**Materials provided**
==========

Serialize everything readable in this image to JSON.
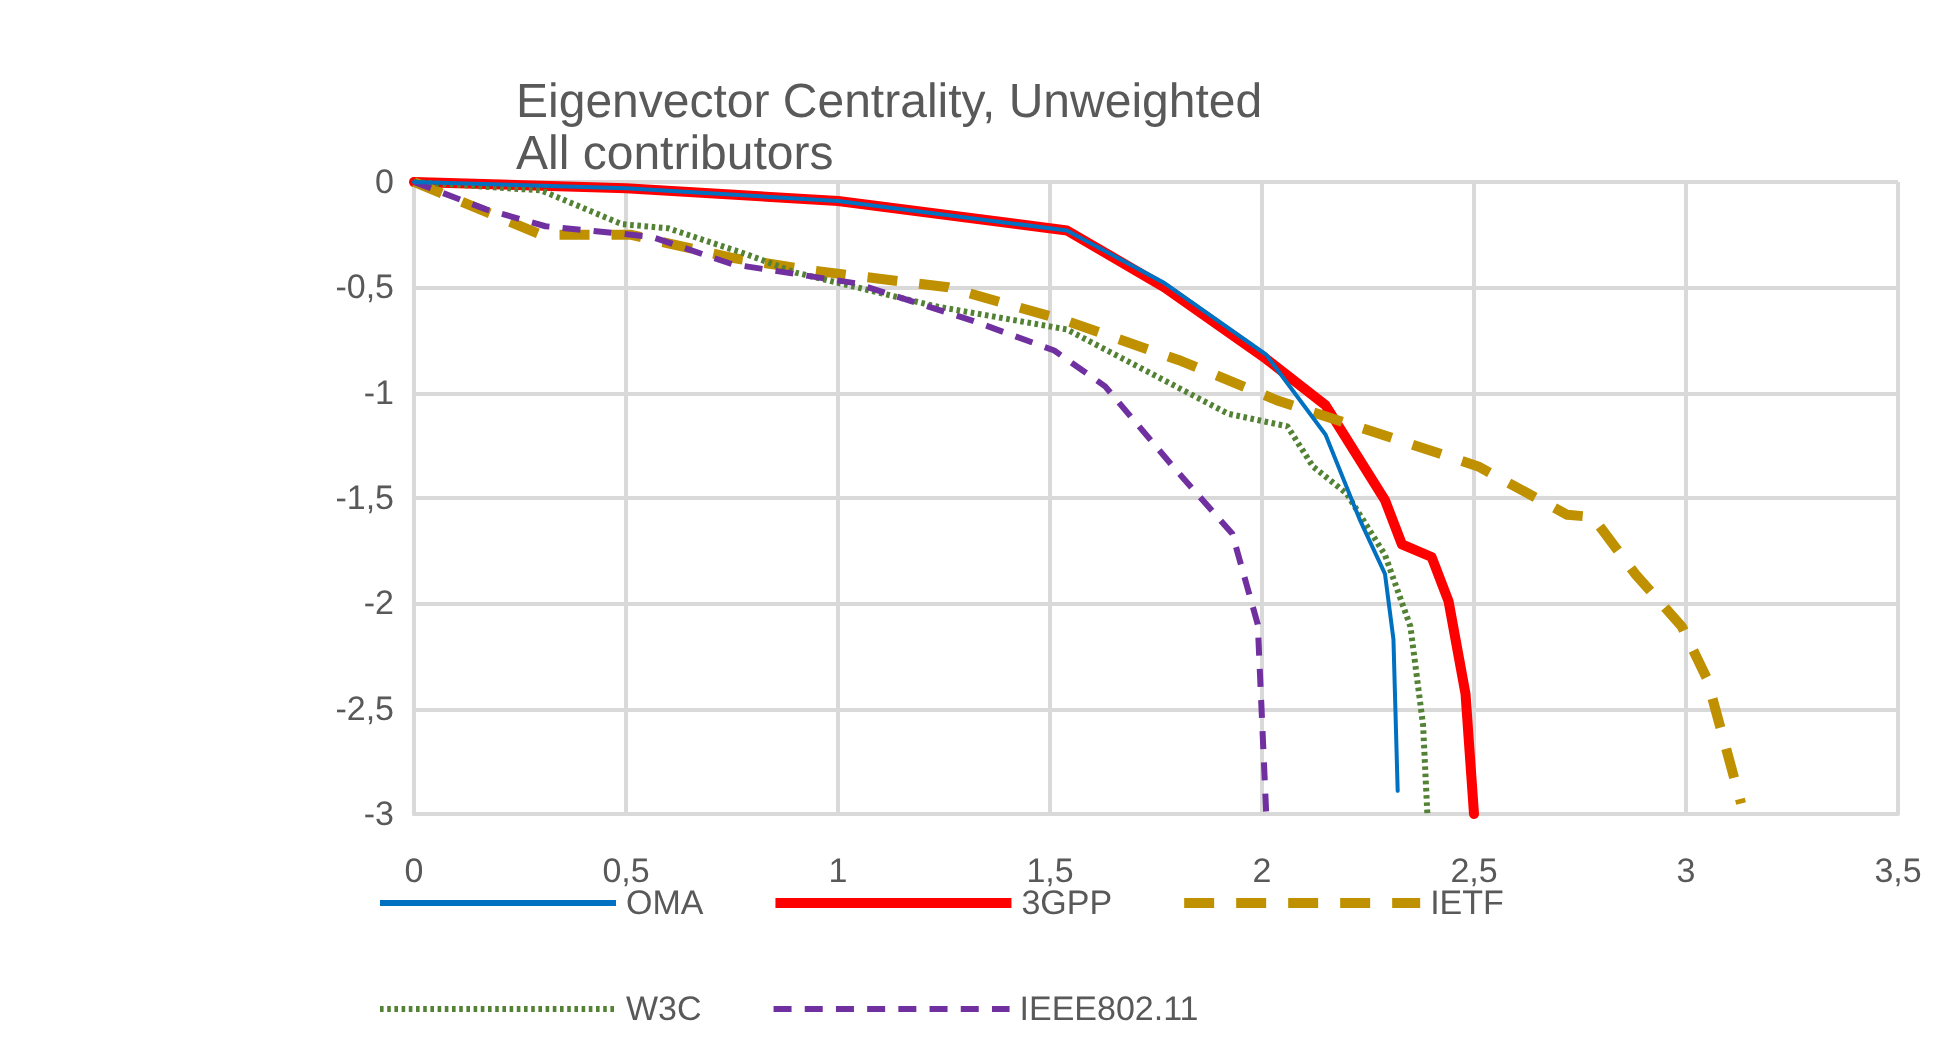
{
  "chart_data": {
    "type": "line",
    "title": "Eigenvector Centrality, Unweighted",
    "subtitle": "All contributors",
    "xlim": [
      0,
      3.5
    ],
    "xticks": [
      0,
      {
        "value": 0.5,
        "label": "0,5"
      },
      1,
      {
        "value": 1.5,
        "label": "1,5"
      },
      2,
      {
        "value": 2.5,
        "label": "2,5"
      },
      3,
      {
        "value": 3.5,
        "label": "3,5"
      }
    ],
    "ylim": [
      -3,
      0
    ],
    "yticks": [
      -3,
      {
        "value": -2.5,
        "label": "-2,5"
      },
      -2,
      {
        "value": -1.5,
        "label": "-1,5"
      },
      -1,
      {
        "value": -0.5,
        "label": "-0,5"
      },
      0
    ],
    "grid": true,
    "legend": "bottom",
    "marker": "none",
    "series": [
      {
        "name": "OMA",
        "color": "#0070c0",
        "line_style": "solid",
        "x": [
          0,
          0.5,
          1.0,
          1.54,
          1.77,
          2.01,
          2.15,
          2.23,
          2.29,
          2.31,
          2.32
        ],
        "values": [
          0,
          -0.03,
          -0.09,
          -0.23,
          -0.48,
          -0.82,
          -1.2,
          -1.6,
          -1.86,
          -2.17,
          -2.89
        ]
      },
      {
        "name": "3GPP",
        "color": "#ff0000",
        "line_style": "solid",
        "x": [
          0,
          0.5,
          1.0,
          1.54,
          1.77,
          2.01,
          2.15,
          2.29,
          2.33,
          2.4,
          2.44,
          2.48,
          2.5
        ],
        "values": [
          0,
          -0.03,
          -0.09,
          -0.23,
          -0.5,
          -0.84,
          -1.06,
          -1.51,
          -1.72,
          -1.78,
          -1.99,
          -2.43,
          -3
        ]
      },
      {
        "name": "IETF",
        "color": "#bf9000",
        "line_style": "dashed",
        "x": [
          0,
          0.3,
          0.51,
          0.75,
          0.94,
          1.26,
          1.54,
          1.81,
          2.04,
          2.33,
          2.51,
          2.72,
          2.78,
          2.88,
          2.99,
          3.05,
          3.13
        ],
        "values": [
          0,
          -0.25,
          -0.25,
          -0.36,
          -0.42,
          -0.5,
          -0.66,
          -0.85,
          -1.04,
          -1.23,
          -1.35,
          -1.58,
          -1.59,
          -1.86,
          -2.11,
          -2.36,
          -2.95
        ]
      },
      {
        "name": "W3C",
        "color": "#548235",
        "line_style": "dotted",
        "x": [
          0,
          0.3,
          0.49,
          0.6,
          0.78,
          0.9,
          1.23,
          1.54,
          1.92,
          2.06,
          2.12,
          2.2,
          2.29,
          2.35,
          2.38,
          2.39
        ],
        "values": [
          0,
          -0.04,
          -0.2,
          -0.22,
          -0.34,
          -0.43,
          -0.59,
          -0.7,
          -1.1,
          -1.16,
          -1.35,
          -1.48,
          -1.77,
          -2.11,
          -2.58,
          -3
        ]
      },
      {
        "name": "IEEE802.11",
        "color": "#7030a0",
        "line_style": "dashed",
        "x": [
          0,
          0.17,
          0.31,
          0.56,
          0.75,
          1.04,
          1.32,
          1.51,
          1.63,
          1.79,
          1.93,
          1.99,
          2.01
        ],
        "values": [
          0,
          -0.13,
          -0.21,
          -0.26,
          -0.39,
          -0.48,
          -0.66,
          -0.8,
          -0.97,
          -1.35,
          -1.67,
          -2.1,
          -3
        ]
      }
    ]
  }
}
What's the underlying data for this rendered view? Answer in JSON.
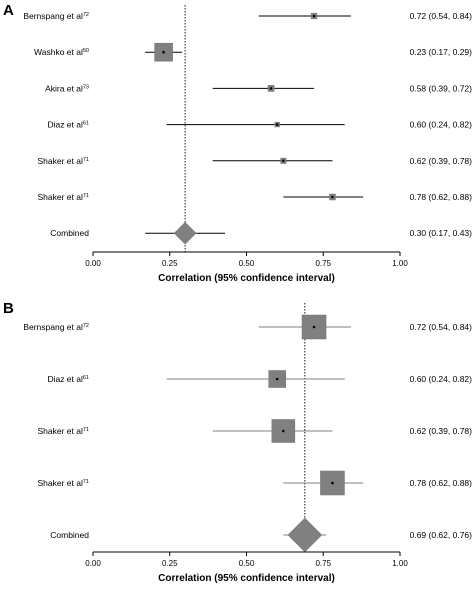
{
  "chart_data": [
    {
      "type": "forest",
      "panel_label": "A",
      "xlabel": "Correlation (95% confidence interval)",
      "xlim": [
        0,
        1
      ],
      "xticks": [
        "0.00",
        "0.25",
        "0.50",
        "0.75",
        "1.00"
      ],
      "reference_line": 0.3,
      "rows": [
        {
          "study": "Bernspang et al",
          "ref": "72",
          "estimate": 0.72,
          "lower": 0.54,
          "upper": 0.84,
          "ci_text": "0.72 (0.54, 0.84)",
          "weight": 0.12
        },
        {
          "study": "Washko et al",
          "ref": "50",
          "estimate": 0.23,
          "lower": 0.17,
          "upper": 0.29,
          "ci_text": "0.23 (0.17, 0.29)",
          "weight": 1.0
        },
        {
          "study": "Akira et al",
          "ref": "73",
          "estimate": 0.58,
          "lower": 0.39,
          "upper": 0.72,
          "ci_text": "0.58 (0.39, 0.72)",
          "weight": 0.15
        },
        {
          "study": "Diaz et al",
          "ref": "61",
          "estimate": 0.6,
          "lower": 0.24,
          "upper": 0.82,
          "ci_text": "0.60 (0.24, 0.82)",
          "weight": 0.05
        },
        {
          "study": "Shaker et al",
          "ref": "71",
          "estimate": 0.62,
          "lower": 0.39,
          "upper": 0.78,
          "ci_text": "0.62 (0.39, 0.78)",
          "weight": 0.1
        },
        {
          "study": "Shaker et al",
          "ref": "71",
          "estimate": 0.78,
          "lower": 0.62,
          "upper": 0.88,
          "ci_text": "0.78 (0.62, 0.88)",
          "weight": 0.14
        }
      ],
      "combined": {
        "label": "Combined",
        "estimate": 0.3,
        "lower": 0.17,
        "upper": 0.43,
        "ci_text": "0.30 (0.17, 0.43)"
      }
    },
    {
      "type": "forest",
      "panel_label": "B",
      "xlabel": "Correlation (95% confidence interval)",
      "xlim": [
        0,
        1
      ],
      "xticks": [
        "0.00",
        "0.25",
        "0.50",
        "0.75",
        "1.00"
      ],
      "reference_line": 0.69,
      "rows": [
        {
          "study": "Bernspang et al",
          "ref": "72",
          "estimate": 0.72,
          "lower": 0.54,
          "upper": 0.84,
          "ci_text": "0.72 (0.54, 0.84)",
          "weight": 1.0
        },
        {
          "study": "Diaz et al",
          "ref": "61",
          "estimate": 0.6,
          "lower": 0.24,
          "upper": 0.82,
          "ci_text": "0.60 (0.24, 0.82)",
          "weight": 0.65
        },
        {
          "study": "Shaker et al",
          "ref": "71",
          "estimate": 0.62,
          "lower": 0.39,
          "upper": 0.78,
          "ci_text": "0.62 (0.39, 0.78)",
          "weight": 0.95
        },
        {
          "study": "Shaker et al",
          "ref": "71",
          "estimate": 0.78,
          "lower": 0.62,
          "upper": 0.88,
          "ci_text": "0.78 (0.62, 0.88)",
          "weight": 1.0
        }
      ],
      "combined": {
        "label": "Combined",
        "estimate": 0.69,
        "lower": 0.62,
        "upper": 0.76,
        "ci_text": "0.69 (0.62, 0.76)"
      }
    }
  ],
  "colors": {
    "marker": "#808080",
    "marker_edge": "#6e6e6e",
    "ci_line_a": "#000000",
    "ci_line_b": "#808080",
    "axis": "#000000"
  }
}
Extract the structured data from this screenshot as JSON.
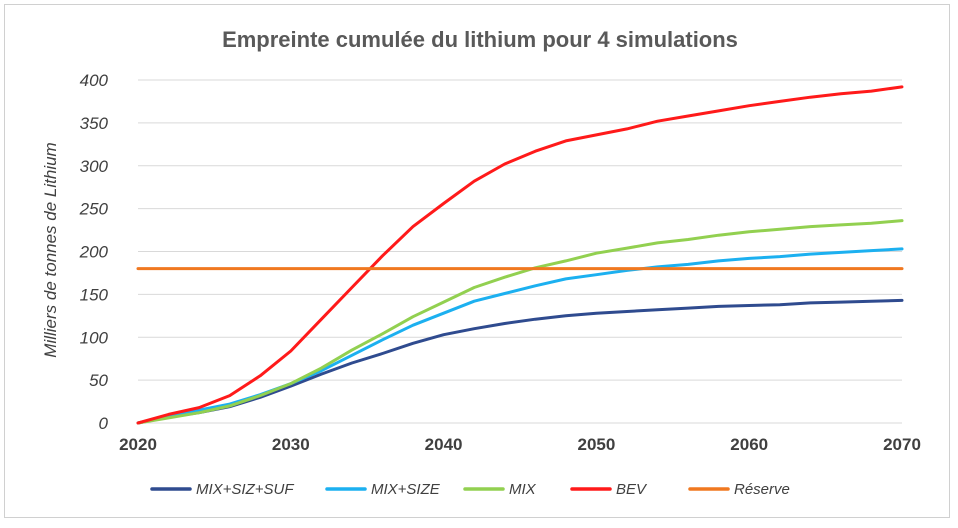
{
  "chart_data": {
    "type": "line",
    "title": "Empreinte cumulée du lithium pour 4 simulations",
    "xlabel": "",
    "ylabel": "Milliers de tonnes de Lithium",
    "xlim": [
      2020,
      2070
    ],
    "ylim": [
      0,
      400
    ],
    "x_ticks": [
      2020,
      2030,
      2040,
      2050,
      2060,
      2070
    ],
    "y_ticks": [
      0,
      50,
      100,
      150,
      200,
      250,
      300,
      350,
      400
    ],
    "grid": true,
    "legend_position": "bottom",
    "x": [
      2020,
      2022,
      2024,
      2026,
      2028,
      2030,
      2032,
      2034,
      2036,
      2038,
      2040,
      2042,
      2044,
      2046,
      2048,
      2050,
      2052,
      2054,
      2056,
      2058,
      2060,
      2062,
      2064,
      2066,
      2068,
      2070
    ],
    "series": [
      {
        "name": "MIX+SIZ+SUF",
        "color": "#2f4b8f",
        "values": [
          0,
          7,
          12,
          19,
          30,
          43,
          57,
          70,
          81,
          93,
          103,
          110,
          116,
          121,
          125,
          128,
          130,
          132,
          134,
          136,
          137,
          138,
          140,
          141,
          142,
          143
        ]
      },
      {
        "name": "MIX+SIZE",
        "color": "#1cb0f0",
        "values": [
          0,
          8,
          15,
          22,
          33,
          46,
          61,
          79,
          97,
          114,
          128,
          142,
          151,
          160,
          168,
          173,
          178,
          182,
          185,
          189,
          192,
          194,
          197,
          199,
          201,
          203
        ]
      },
      {
        "name": "MIX",
        "color": "#92d050",
        "values": [
          0,
          6,
          12,
          20,
          32,
          46,
          64,
          85,
          104,
          124,
          141,
          158,
          170,
          181,
          189,
          198,
          204,
          210,
          214,
          219,
          223,
          226,
          229,
          231,
          233,
          236
        ]
      },
      {
        "name": "BEV",
        "color": "#ff1a1a",
        "values": [
          0,
          10,
          18,
          32,
          55,
          84,
          121,
          158,
          195,
          229,
          256,
          282,
          302,
          317,
          329,
          336,
          343,
          352,
          358,
          364,
          370,
          375,
          380,
          384,
          387,
          392
        ]
      },
      {
        "name": "Réserve",
        "color": "#f07820",
        "values": [
          180,
          180,
          180,
          180,
          180,
          180,
          180,
          180,
          180,
          180,
          180,
          180,
          180,
          180,
          180,
          180,
          180,
          180,
          180,
          180,
          180,
          180,
          180,
          180,
          180,
          180
        ]
      }
    ]
  }
}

==========

**What to produce**
Search the data above for the word "JSON", then gather each line in which it appears.

**Answer to the task**
Serialize everything readable in this image to JSON.
What's the underlying data for this rendered view? Answer in JSON.
Extract the structured data from this screenshot as JSON.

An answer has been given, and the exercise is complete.